- [Problem]
The entries below should be transcribed in their entirety, exactly as written.

- [Material provided]
--- start ---
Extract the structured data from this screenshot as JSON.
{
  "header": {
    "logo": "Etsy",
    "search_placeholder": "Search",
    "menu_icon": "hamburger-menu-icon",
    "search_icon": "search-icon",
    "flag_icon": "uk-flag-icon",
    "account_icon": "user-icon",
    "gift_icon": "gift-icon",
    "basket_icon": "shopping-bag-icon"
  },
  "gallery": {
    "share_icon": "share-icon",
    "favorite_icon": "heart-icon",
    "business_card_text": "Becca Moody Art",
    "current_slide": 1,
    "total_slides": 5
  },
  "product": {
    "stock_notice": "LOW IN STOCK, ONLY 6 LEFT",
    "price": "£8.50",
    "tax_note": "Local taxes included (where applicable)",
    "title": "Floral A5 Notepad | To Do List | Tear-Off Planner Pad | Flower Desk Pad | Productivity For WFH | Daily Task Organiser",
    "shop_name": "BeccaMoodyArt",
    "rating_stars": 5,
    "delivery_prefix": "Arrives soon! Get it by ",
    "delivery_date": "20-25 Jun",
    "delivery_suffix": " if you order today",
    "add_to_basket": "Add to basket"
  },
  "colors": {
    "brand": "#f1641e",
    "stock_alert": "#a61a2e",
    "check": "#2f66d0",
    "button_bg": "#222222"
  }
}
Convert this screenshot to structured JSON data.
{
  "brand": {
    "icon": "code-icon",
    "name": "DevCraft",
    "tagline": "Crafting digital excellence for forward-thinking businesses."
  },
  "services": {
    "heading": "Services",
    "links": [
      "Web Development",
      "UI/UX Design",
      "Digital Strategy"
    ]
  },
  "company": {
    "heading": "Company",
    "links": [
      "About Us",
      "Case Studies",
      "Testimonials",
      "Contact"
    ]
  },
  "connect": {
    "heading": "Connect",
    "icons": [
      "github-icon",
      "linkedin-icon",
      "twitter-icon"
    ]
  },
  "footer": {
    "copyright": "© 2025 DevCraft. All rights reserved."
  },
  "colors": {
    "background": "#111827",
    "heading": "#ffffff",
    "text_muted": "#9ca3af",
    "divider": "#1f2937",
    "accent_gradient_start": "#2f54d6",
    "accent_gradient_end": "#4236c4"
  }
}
--- end ---
- [Finished exercise]
Extract the structured data from this screenshot as JSON.
{
  "header": {
    "logo": "Etsy",
    "search_placeholder": "Search",
    "menu_icon": "hamburger-menu-icon",
    "search_icon": "search-icon",
    "flag_icon": "uk-flag-icon",
    "account_icon": "user-icon",
    "gift_icon": "gift-icon",
    "basket_icon": "shopping-bag-icon"
  },
  "gallery": {
    "share_icon": "share-icon",
    "favorite_icon": "heart-icon",
    "business_card_text": "Becca Moody Art",
    "current_slide": 1,
    "total_slides": 5
  },
  "product": {
    "stock_notice": "LOW IN STOCK, ONLY 6 LEFT",
    "price": "£8.50",
    "tax_note": "Local taxes included (where applicable)",
    "title": "Floral A5 Notepad | To Do List | Tear-Off Planner Pad | Flower Desk Pad | Productivity For WFH | Daily Task Organiser",
    "shop_name": "BeccaMoodyArt",
    "rating_stars": 5,
    "delivery_prefix": "Arrives soon! Get it by ",
    "delivery_date": "20-25 Jun",
    "delivery_suffix": " if you order today",
    "add_to_basket": "Add to basket"
  },
  "colors": {
    "brand": "#f1641e",
    "stock_alert": "#a61a2e",
    "check": "#2f66d0",
    "button_bg": "#222222"
  }
}
Convert this screenshot to structured JSON data.
{
  "brand": {
    "icon": "code-icon",
    "name": "DevCraft",
    "tagline": "Crafting digital excellence for forward-thinking businesses."
  },
  "services": {
    "heading": "Services",
    "links": [
      "Web Development",
      "UI/UX Design",
      "Digital Strategy"
    ]
  },
  "company": {
    "heading": "Company",
    "links": [
      "About Us",
      "Case Studies",
      "Testimonials",
      "Contact"
    ]
  },
  "connect": {
    "heading": "Connect",
    "icons": [
      "github-icon",
      "linkedin-icon",
      "twitter-icon"
    ]
  },
  "footer": {
    "copyright": "© 2025 DevCraft. All rights reserved."
  },
  "colors": {
    "background": "#111827",
    "heading": "#ffffff",
    "text_muted": "#9ca3af",
    "divider": "#1f2937",
    "accent_gradient_start": "#2f54d6",
    "accent_gradient_end": "#4236c4"
  }
}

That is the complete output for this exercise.